#### Exercise
Every line that includes the word "woman" is to be listed.

■ ■ ■

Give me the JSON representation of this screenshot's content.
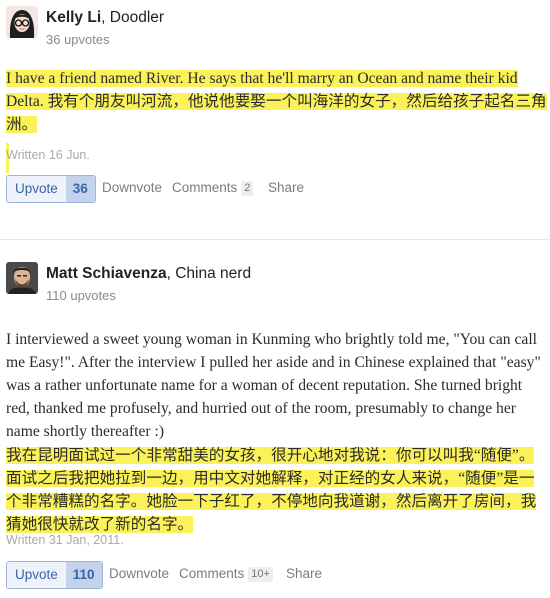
{
  "answers": [
    {
      "author": {
        "name": "Kelly Li",
        "credential": "Doodler",
        "upvotes_text": "36 upvotes",
        "avatar_icon": "avatar-woman-glasses-icon"
      },
      "paragraphs": [
        {
          "text": "I have a friend named River. He says that he'll marry an Ocean and name their kid Delta. 我有个朋友叫河流，他说他要娶一个叫海洋的女子，然后给孩子起名三角洲。",
          "highlight": true
        }
      ],
      "written": "Written 16 Jun.",
      "actions": {
        "upvote_label": "Upvote",
        "upvote_count": "36",
        "downvote": "Downvote",
        "comments": "Comments",
        "comments_count": "2",
        "share": "Share"
      }
    },
    {
      "author": {
        "name": "Matt Schiavenza",
        "credential": "China nerd",
        "upvotes_text": "110 upvotes",
        "avatar_icon": "avatar-man-icon"
      },
      "paragraphs": [
        {
          "text": "I interviewed a sweet young woman in Kunming who brightly told me, \"You can call me Easy!\". After the interview I pulled her aside and in Chinese explained that \"easy\" was a rather unfortunate name for a woman of decent reputation. She turned bright red, thanked me profusely, and hurried out of the room, presumably to change her name shortly thereafter :)",
          "highlight": false
        },
        {
          "text": "我在昆明面试过一个非常甜美的女孩，很开心地对我说：你可以叫我“随便”。面试之后我把她拉到一边，用中文对她解释，对正经的女人来说，“随便”是一个非常糟糕的名字。她脸一下子红了，不停地向我道谢，然后离开了房间，我猜她很快就改了新的名字。",
          "highlight": true
        }
      ],
      "written": "Written 31 Jan, 2011.",
      "actions": {
        "upvote_label": "Upvote",
        "upvote_count": "110",
        "downvote": "Downvote",
        "comments": "Comments",
        "comments_count": "10+",
        "share": "Share"
      }
    }
  ],
  "colors": {
    "highlight": "#fbf25a",
    "upvote_text": "#3b63a7",
    "upvote_bg": "#eef3fb",
    "upvote_count_bg": "#c4d3ec",
    "meta_gray": "#8a8a8a"
  }
}
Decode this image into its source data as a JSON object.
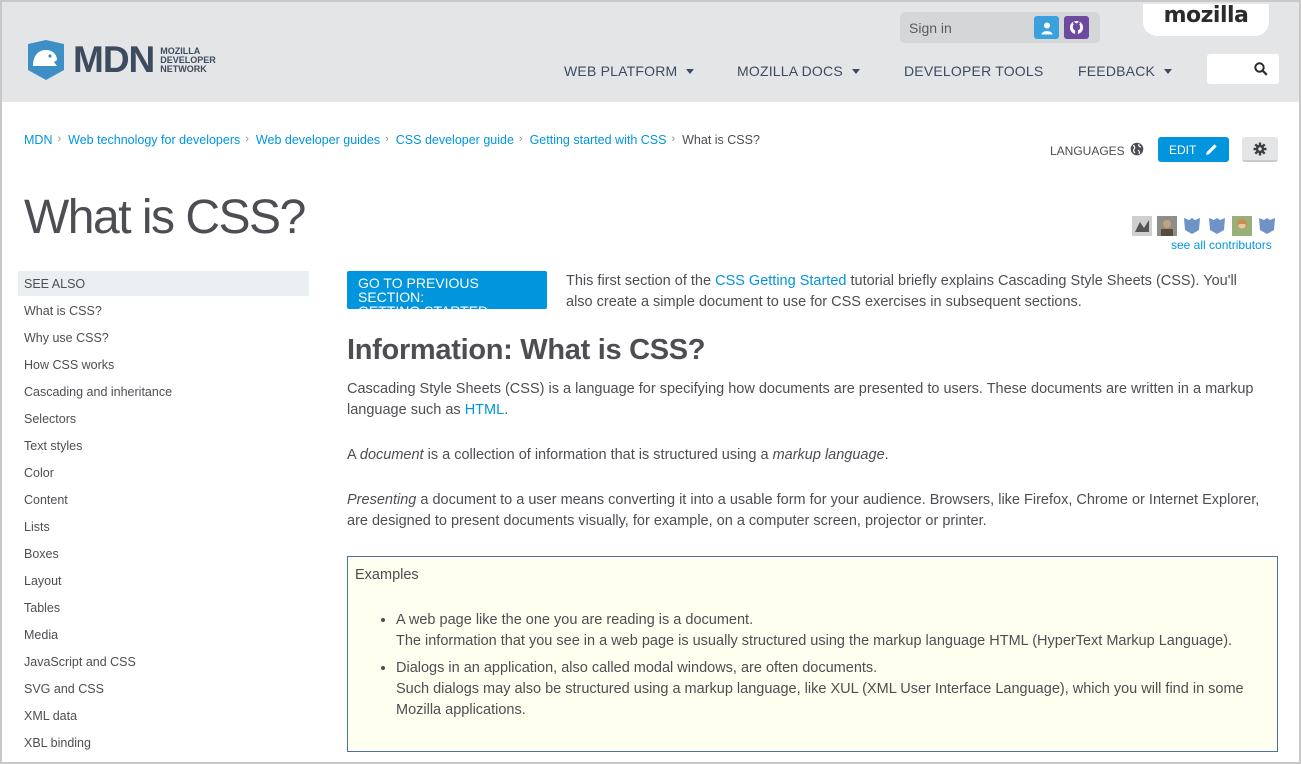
{
  "header": {
    "logo_text": "MDN",
    "logo_sub_lines": [
      "Mozilla",
      "Developer",
      "Network"
    ],
    "signin_label": "Sign in",
    "mozilla_label": "mozilla",
    "nav": [
      {
        "label": "WEB PLATFORM",
        "has_caret": true
      },
      {
        "label": "MOZILLA DOCS",
        "has_caret": true
      },
      {
        "label": "DEVELOPER TOOLS",
        "has_caret": false
      },
      {
        "label": "FEEDBACK",
        "has_caret": true
      }
    ],
    "search_icon": "search-icon"
  },
  "breadcrumbs": {
    "items": [
      "MDN",
      "Web technology for developers",
      "Web developer guides",
      "CSS developer guide",
      "Getting started with CSS"
    ],
    "current": "What is CSS?"
  },
  "toolbar": {
    "languages_label": "LANGUAGES",
    "edit_label": "EDIT"
  },
  "page": {
    "title": "What is CSS?",
    "see_all_contributors": "see all contributors"
  },
  "sidebar": {
    "heading": "SEE ALSO",
    "items": [
      "What is CSS?",
      "Why use CSS?",
      "How CSS works",
      "Cascading and inheritance",
      "Selectors",
      "Text styles",
      "Color",
      "Content",
      "Lists",
      "Boxes",
      "Layout",
      "Tables",
      "Media",
      "JavaScript and CSS",
      "SVG and CSS",
      "XML data",
      "XBL binding"
    ]
  },
  "content": {
    "prev_button_line1": "GO TO PREVIOUS SECTION:",
    "prev_button_line2": "GETTING STARTED",
    "intro_before": "This first section of the ",
    "intro_link": "CSS Getting Started",
    "intro_after": " tutorial briefly explains Cascading Style Sheets (CSS). You'll also create a simple document to use for CSS exercises in subsequent sections.",
    "heading": "Information: What is CSS?",
    "p1_before": "Cascading Style Sheets (CSS) is a language for specifying how documents are presented to users. These documents are written in a markup language such as ",
    "p1_link": "HTML",
    "p1_after": ".",
    "p2_a": "A ",
    "p2_em1": "document",
    "p2_b": " is a collection of information that is structured using a ",
    "p2_em2": "markup language",
    "p2_c": ".",
    "p3_em": "Presenting",
    "p3_rest": " a document to a user means converting it into a usable form for your audience. Browsers, like Firefox, Chrome or Internet Explorer, are designed to present documents visually, for example, on a computer screen, projector or printer.",
    "examples_title": "Examples",
    "example1_line1": "A web page like the one you are reading is a document.",
    "example1_line2": "The information that you see in a web page is usually structured using the markup language HTML (HyperText Markup Language).",
    "example2_line1": "Dialogs in an application, also called modal windows, are often documents.",
    "example2_line2": "Such dialogs may also be structured using a markup language, like XUL (XML User Interface Language), which you will find in some Mozilla applications."
  },
  "colors": {
    "accent": "#0095dd",
    "header_bg": "#e4e5e6",
    "example_bg": "#fffff0"
  }
}
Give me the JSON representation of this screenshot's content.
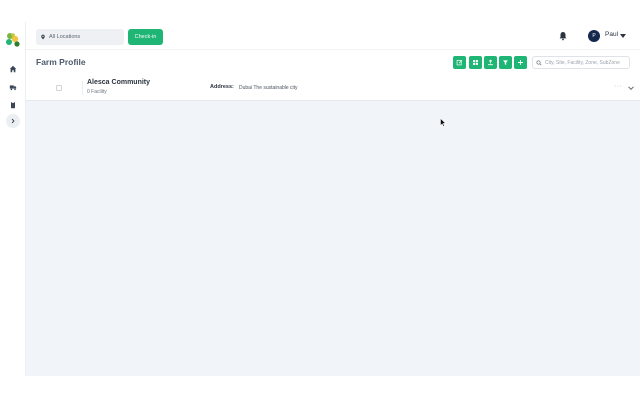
{
  "topbar": {
    "location_label": "All Locations",
    "checkin_label": "Check-in",
    "user": {
      "initial": "P",
      "name": "Paul"
    }
  },
  "header": {
    "title": "Farm Profile",
    "search_placeholder": "City, Site, Facility, Zone, SubZone"
  },
  "row": {
    "name": "Alesca Community",
    "subtitle": "0 Facility",
    "address_label": "Address:",
    "address_value": "Dubai The sustainable city",
    "more_label": "···"
  },
  "colors": {
    "accent": "#1fb574",
    "avatar": "#14294d",
    "content_bg": "#f1f4f8"
  }
}
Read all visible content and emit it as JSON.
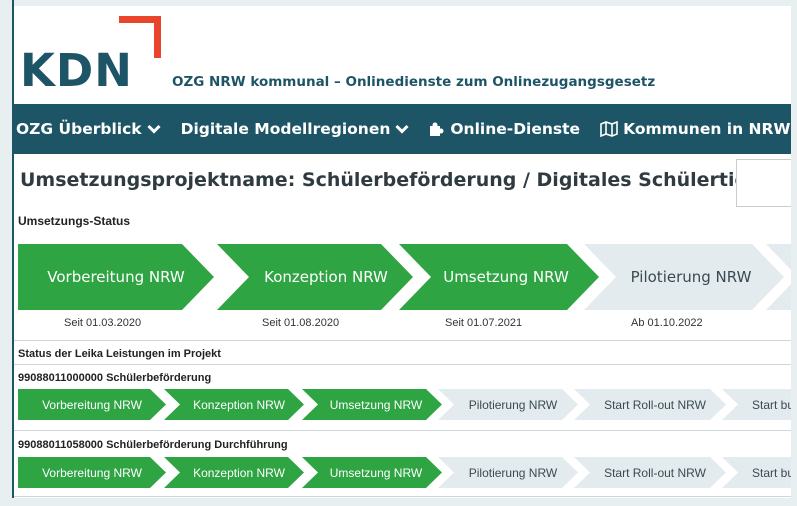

■ ■ ■

#### Solution to this task
        "avatar_icon": "avatar-woman-glasses-icon"
          "text": "I interviewed a sweet young woman in Kunming who brightly told me, \"You can call me Easy!\". After the interview I pulled her aside and in Chinese explained that \"easy\" was a rather unfortunate name for a woman of decent reputation. She turned bright red, thanked me profusely, and hurried out of the room, presumably to change her name shortly thereafter :)",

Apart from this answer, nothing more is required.